- PROBLEM -
Drop all images and give the records again exactly.

══════

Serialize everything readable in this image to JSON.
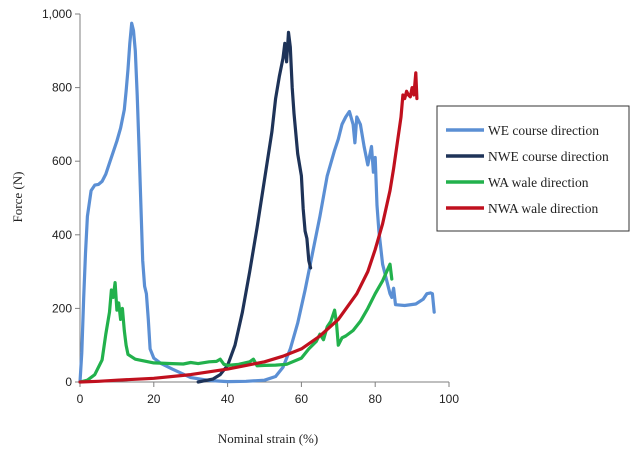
{
  "chart_data": {
    "type": "line",
    "xlabel": "Nominal strain (%)",
    "ylabel": "Force (N)",
    "xlim": [
      0,
      100
    ],
    "ylim": [
      0,
      1000
    ],
    "x_ticks": [
      0,
      20,
      40,
      60,
      80,
      100
    ],
    "y_ticks": [
      0,
      200,
      400,
      600,
      800,
      1000
    ],
    "y_tick_labels": [
      "0",
      "200",
      "400",
      "600",
      "800",
      "1,000"
    ],
    "grid": false,
    "legend_position": "right",
    "series": [
      {
        "name": "WE course direction",
        "color": "#5b8fd4",
        "points": [
          [
            0,
            0
          ],
          [
            0.5,
            80
          ],
          [
            1,
            230
          ],
          [
            1.5,
            350
          ],
          [
            2,
            450
          ],
          [
            3,
            520
          ],
          [
            4,
            535
          ],
          [
            5,
            537
          ],
          [
            6,
            545
          ],
          [
            7,
            565
          ],
          [
            8,
            595
          ],
          [
            9,
            625
          ],
          [
            10,
            655
          ],
          [
            11,
            690
          ],
          [
            12,
            740
          ],
          [
            12.5,
            790
          ],
          [
            13,
            850
          ],
          [
            13.5,
            920
          ],
          [
            14,
            975
          ],
          [
            14.5,
            955
          ],
          [
            15,
            900
          ],
          [
            15.5,
            780
          ],
          [
            16,
            640
          ],
          [
            16.5,
            480
          ],
          [
            17,
            330
          ],
          [
            17.5,
            260
          ],
          [
            18,
            240
          ],
          [
            18.5,
            170
          ],
          [
            19,
            90
          ],
          [
            20,
            65
          ],
          [
            22,
            50
          ],
          [
            25,
            35
          ],
          [
            30,
            12
          ],
          [
            35,
            4
          ],
          [
            40,
            1
          ],
          [
            45,
            2
          ],
          [
            50,
            5
          ],
          [
            53,
            15
          ],
          [
            55,
            40
          ],
          [
            57,
            90
          ],
          [
            59,
            160
          ],
          [
            61,
            250
          ],
          [
            63,
            350
          ],
          [
            65,
            450
          ],
          [
            67,
            560
          ],
          [
            69,
            630
          ],
          [
            70,
            660
          ],
          [
            71,
            700
          ],
          [
            72,
            720
          ],
          [
            73,
            735
          ],
          [
            74,
            700
          ],
          [
            74.5,
            650
          ],
          [
            75,
            720
          ],
          [
            76,
            700
          ],
          [
            77,
            640
          ],
          [
            78,
            590
          ],
          [
            79,
            640
          ],
          [
            79.5,
            570
          ],
          [
            80,
            610
          ],
          [
            80.5,
            480
          ],
          [
            81,
            410
          ],
          [
            82,
            320
          ],
          [
            83,
            280
          ],
          [
            84,
            240
          ],
          [
            84.5,
            230
          ],
          [
            85,
            255
          ],
          [
            85.5,
            210
          ],
          [
            88,
            208
          ],
          [
            91,
            212
          ],
          [
            93,
            225
          ],
          [
            94,
            240
          ],
          [
            95,
            242
          ],
          [
            95.5,
            240
          ],
          [
            96,
            190
          ]
        ]
      },
      {
        "name": "NWE course direction",
        "color": "#1e3358",
        "points": [
          [
            32,
            0
          ],
          [
            36,
            8
          ],
          [
            38,
            20
          ],
          [
            40,
            45
          ],
          [
            42,
            100
          ],
          [
            44,
            190
          ],
          [
            46,
            300
          ],
          [
            48,
            420
          ],
          [
            50,
            550
          ],
          [
            52,
            680
          ],
          [
            53,
            770
          ],
          [
            54,
            830
          ],
          [
            55,
            880
          ],
          [
            55.5,
            920
          ],
          [
            56,
            870
          ],
          [
            56.5,
            950
          ],
          [
            57,
            910
          ],
          [
            57.5,
            800
          ],
          [
            58,
            730
          ],
          [
            59,
            620
          ],
          [
            60,
            560
          ],
          [
            60.5,
            470
          ],
          [
            61,
            410
          ],
          [
            61.5,
            390
          ],
          [
            62,
            330
          ],
          [
            62.5,
            310
          ]
        ]
      },
      {
        "name": "WA wale direction",
        "color": "#22b14c",
        "points": [
          [
            0,
            0
          ],
          [
            2,
            5
          ],
          [
            4,
            20
          ],
          [
            6,
            60
          ],
          [
            7,
            130
          ],
          [
            8,
            190
          ],
          [
            8.5,
            250
          ],
          [
            9,
            230
          ],
          [
            9.5,
            270
          ],
          [
            10,
            195
          ],
          [
            10.5,
            215
          ],
          [
            11,
            170
          ],
          [
            11.5,
            200
          ],
          [
            12,
            140
          ],
          [
            12.5,
            100
          ],
          [
            13,
            75
          ],
          [
            15,
            62
          ],
          [
            18,
            56
          ],
          [
            20,
            52
          ],
          [
            25,
            50
          ],
          [
            28,
            49
          ],
          [
            30,
            53
          ],
          [
            32,
            50
          ],
          [
            35,
            55
          ],
          [
            37,
            56
          ],
          [
            38,
            62
          ],
          [
            39,
            48
          ],
          [
            40,
            45
          ],
          [
            43,
            48
          ],
          [
            46,
            55
          ],
          [
            47,
            62
          ],
          [
            48,
            44
          ],
          [
            50,
            45
          ],
          [
            53,
            46
          ],
          [
            56,
            48
          ],
          [
            60,
            65
          ],
          [
            62,
            90
          ],
          [
            64,
            110
          ],
          [
            65,
            130
          ],
          [
            66,
            115
          ],
          [
            67,
            150
          ],
          [
            68,
            165
          ],
          [
            69,
            195
          ],
          [
            69.5,
            160
          ],
          [
            70,
            100
          ],
          [
            71,
            120
          ],
          [
            72,
            125
          ],
          [
            74,
            140
          ],
          [
            76,
            165
          ],
          [
            78,
            200
          ],
          [
            80,
            240
          ],
          [
            82,
            275
          ],
          [
            84,
            320
          ],
          [
            84.5,
            280
          ]
        ]
      },
      {
        "name": "NWA wale direction",
        "color": "#c0101e",
        "points": [
          [
            0,
            0
          ],
          [
            5,
            2
          ],
          [
            10,
            5
          ],
          [
            20,
            10
          ],
          [
            30,
            20
          ],
          [
            40,
            35
          ],
          [
            45,
            45
          ],
          [
            50,
            55
          ],
          [
            55,
            70
          ],
          [
            60,
            90
          ],
          [
            65,
            125
          ],
          [
            70,
            170
          ],
          [
            75,
            240
          ],
          [
            78,
            300
          ],
          [
            80,
            360
          ],
          [
            82,
            430
          ],
          [
            84,
            520
          ],
          [
            85,
            580
          ],
          [
            86,
            650
          ],
          [
            87,
            720
          ],
          [
            87.5,
            780
          ],
          [
            88,
            770
          ],
          [
            88.5,
            790
          ],
          [
            89,
            780
          ],
          [
            89.5,
            775
          ],
          [
            90,
            800
          ],
          [
            90.5,
            780
          ],
          [
            91,
            840
          ],
          [
            91.3,
            770
          ]
        ]
      }
    ]
  }
}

══════

- SOLUTION BELOW -
Serialize everything readable in this image to JSON.
{
  "chart_data": {
    "type": "line",
    "xlabel": "Nominal strain (%)",
    "ylabel": "Force (N)",
    "xlim": [
      0,
      100
    ],
    "ylim": [
      0,
      1000
    ],
    "x_ticks": [
      0,
      20,
      40,
      60,
      80,
      100
    ],
    "y_ticks": [
      0,
      200,
      400,
      600,
      800,
      1000
    ],
    "y_tick_labels": [
      "0",
      "200",
      "400",
      "600",
      "800",
      "1,000"
    ],
    "grid": false,
    "legend_position": "right",
    "series": [
      {
        "name": "WE course direction",
        "color": "#5b8fd4",
        "points": [
          [
            0,
            0
          ],
          [
            0.5,
            80
          ],
          [
            1,
            230
          ],
          [
            1.5,
            350
          ],
          [
            2,
            450
          ],
          [
            3,
            520
          ],
          [
            4,
            535
          ],
          [
            5,
            537
          ],
          [
            6,
            545
          ],
          [
            7,
            565
          ],
          [
            8,
            595
          ],
          [
            9,
            625
          ],
          [
            10,
            655
          ],
          [
            11,
            690
          ],
          [
            12,
            740
          ],
          [
            12.5,
            790
          ],
          [
            13,
            850
          ],
          [
            13.5,
            920
          ],
          [
            14,
            975
          ],
          [
            14.5,
            955
          ],
          [
            15,
            900
          ],
          [
            15.5,
            780
          ],
          [
            16,
            640
          ],
          [
            16.5,
            480
          ],
          [
            17,
            330
          ],
          [
            17.5,
            260
          ],
          [
            18,
            240
          ],
          [
            18.5,
            170
          ],
          [
            19,
            90
          ],
          [
            20,
            65
          ],
          [
            22,
            50
          ],
          [
            25,
            35
          ],
          [
            30,
            12
          ],
          [
            35,
            4
          ],
          [
            40,
            1
          ],
          [
            45,
            2
          ],
          [
            50,
            5
          ],
          [
            53,
            15
          ],
          [
            55,
            40
          ],
          [
            57,
            90
          ],
          [
            59,
            160
          ],
          [
            61,
            250
          ],
          [
            63,
            350
          ],
          [
            65,
            450
          ],
          [
            67,
            560
          ],
          [
            69,
            630
          ],
          [
            70,
            660
          ],
          [
            71,
            700
          ],
          [
            72,
            720
          ],
          [
            73,
            735
          ],
          [
            74,
            700
          ],
          [
            74.5,
            650
          ],
          [
            75,
            720
          ],
          [
            76,
            700
          ],
          [
            77,
            640
          ],
          [
            78,
            590
          ],
          [
            79,
            640
          ],
          [
            79.5,
            570
          ],
          [
            80,
            610
          ],
          [
            80.5,
            480
          ],
          [
            81,
            410
          ],
          [
            82,
            320
          ],
          [
            83,
            280
          ],
          [
            84,
            240
          ],
          [
            84.5,
            230
          ],
          [
            85,
            255
          ],
          [
            85.5,
            210
          ],
          [
            88,
            208
          ],
          [
            91,
            212
          ],
          [
            93,
            225
          ],
          [
            94,
            240
          ],
          [
            95,
            242
          ],
          [
            95.5,
            240
          ],
          [
            96,
            190
          ]
        ]
      },
      {
        "name": "NWE course direction",
        "color": "#1e3358",
        "points": [
          [
            32,
            0
          ],
          [
            36,
            8
          ],
          [
            38,
            20
          ],
          [
            40,
            45
          ],
          [
            42,
            100
          ],
          [
            44,
            190
          ],
          [
            46,
            300
          ],
          [
            48,
            420
          ],
          [
            50,
            550
          ],
          [
            52,
            680
          ],
          [
            53,
            770
          ],
          [
            54,
            830
          ],
          [
            55,
            880
          ],
          [
            55.5,
            920
          ],
          [
            56,
            870
          ],
          [
            56.5,
            950
          ],
          [
            57,
            910
          ],
          [
            57.5,
            800
          ],
          [
            58,
            730
          ],
          [
            59,
            620
          ],
          [
            60,
            560
          ],
          [
            60.5,
            470
          ],
          [
            61,
            410
          ],
          [
            61.5,
            390
          ],
          [
            62,
            330
          ],
          [
            62.5,
            310
          ]
        ]
      },
      {
        "name": "WA wale direction",
        "color": "#22b14c",
        "points": [
          [
            0,
            0
          ],
          [
            2,
            5
          ],
          [
            4,
            20
          ],
          [
            6,
            60
          ],
          [
            7,
            130
          ],
          [
            8,
            190
          ],
          [
            8.5,
            250
          ],
          [
            9,
            230
          ],
          [
            9.5,
            270
          ],
          [
            10,
            195
          ],
          [
            10.5,
            215
          ],
          [
            11,
            170
          ],
          [
            11.5,
            200
          ],
          [
            12,
            140
          ],
          [
            12.5,
            100
          ],
          [
            13,
            75
          ],
          [
            15,
            62
          ],
          [
            18,
            56
          ],
          [
            20,
            52
          ],
          [
            25,
            50
          ],
          [
            28,
            49
          ],
          [
            30,
            53
          ],
          [
            32,
            50
          ],
          [
            35,
            55
          ],
          [
            37,
            56
          ],
          [
            38,
            62
          ],
          [
            39,
            48
          ],
          [
            40,
            45
          ],
          [
            43,
            48
          ],
          [
            46,
            55
          ],
          [
            47,
            62
          ],
          [
            48,
            44
          ],
          [
            50,
            45
          ],
          [
            53,
            46
          ],
          [
            56,
            48
          ],
          [
            60,
            65
          ],
          [
            62,
            90
          ],
          [
            64,
            110
          ],
          [
            65,
            130
          ],
          [
            66,
            115
          ],
          [
            67,
            150
          ],
          [
            68,
            165
          ],
          [
            69,
            195
          ],
          [
            69.5,
            160
          ],
          [
            70,
            100
          ],
          [
            71,
            120
          ],
          [
            72,
            125
          ],
          [
            74,
            140
          ],
          [
            76,
            165
          ],
          [
            78,
            200
          ],
          [
            80,
            240
          ],
          [
            82,
            275
          ],
          [
            84,
            320
          ],
          [
            84.5,
            280
          ]
        ]
      },
      {
        "name": "NWA wale direction",
        "color": "#c0101e",
        "points": [
          [
            0,
            0
          ],
          [
            5,
            2
          ],
          [
            10,
            5
          ],
          [
            20,
            10
          ],
          [
            30,
            20
          ],
          [
            40,
            35
          ],
          [
            45,
            45
          ],
          [
            50,
            55
          ],
          [
            55,
            70
          ],
          [
            60,
            90
          ],
          [
            65,
            125
          ],
          [
            70,
            170
          ],
          [
            75,
            240
          ],
          [
            78,
            300
          ],
          [
            80,
            360
          ],
          [
            82,
            430
          ],
          [
            84,
            520
          ],
          [
            85,
            580
          ],
          [
            86,
            650
          ],
          [
            87,
            720
          ],
          [
            87.5,
            780
          ],
          [
            88,
            770
          ],
          [
            88.5,
            790
          ],
          [
            89,
            780
          ],
          [
            89.5,
            775
          ],
          [
            90,
            800
          ],
          [
            90.5,
            780
          ],
          [
            91,
            840
          ],
          [
            91.3,
            770
          ]
        ]
      }
    ]
  }
}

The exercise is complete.